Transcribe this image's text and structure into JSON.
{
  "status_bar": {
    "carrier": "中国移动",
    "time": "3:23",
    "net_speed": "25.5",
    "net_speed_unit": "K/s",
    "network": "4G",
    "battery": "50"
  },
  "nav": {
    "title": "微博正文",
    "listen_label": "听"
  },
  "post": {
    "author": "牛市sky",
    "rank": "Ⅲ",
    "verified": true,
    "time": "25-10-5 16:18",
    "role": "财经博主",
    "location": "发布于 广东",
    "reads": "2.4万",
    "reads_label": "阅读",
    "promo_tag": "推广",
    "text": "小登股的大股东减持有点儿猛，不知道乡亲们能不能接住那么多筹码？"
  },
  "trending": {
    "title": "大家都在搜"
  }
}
■ ■ ■ ■ ■ ■ ■
Each record above should be restated word for word.

Expected output |
Transcribe this image's text and structure into JSON.
{
  "status_bar": {
    "carrier": "中国移动",
    "time": "3:23",
    "net_speed": "25.5",
    "net_speed_unit": "K/s",
    "network": "4G",
    "battery": "50"
  },
  "nav": {
    "title": "微博正文",
    "listen_label": "听"
  },
  "post": {
    "author": "牛市sky",
    "rank": "Ⅲ",
    "verified": true,
    "time": "25-10-5 16:18",
    "role": "财经博主",
    "location": "发布于 广东",
    "reads": "2.4万",
    "reads_label": "阅读",
    "promo_tag": "推广",
    "text": "小登股的大股东减持有点儿猛，不知道乡亲们能不能接住那么多筹码？"
  },
  "trending": {
    "title": "大家都在搜"
  }
}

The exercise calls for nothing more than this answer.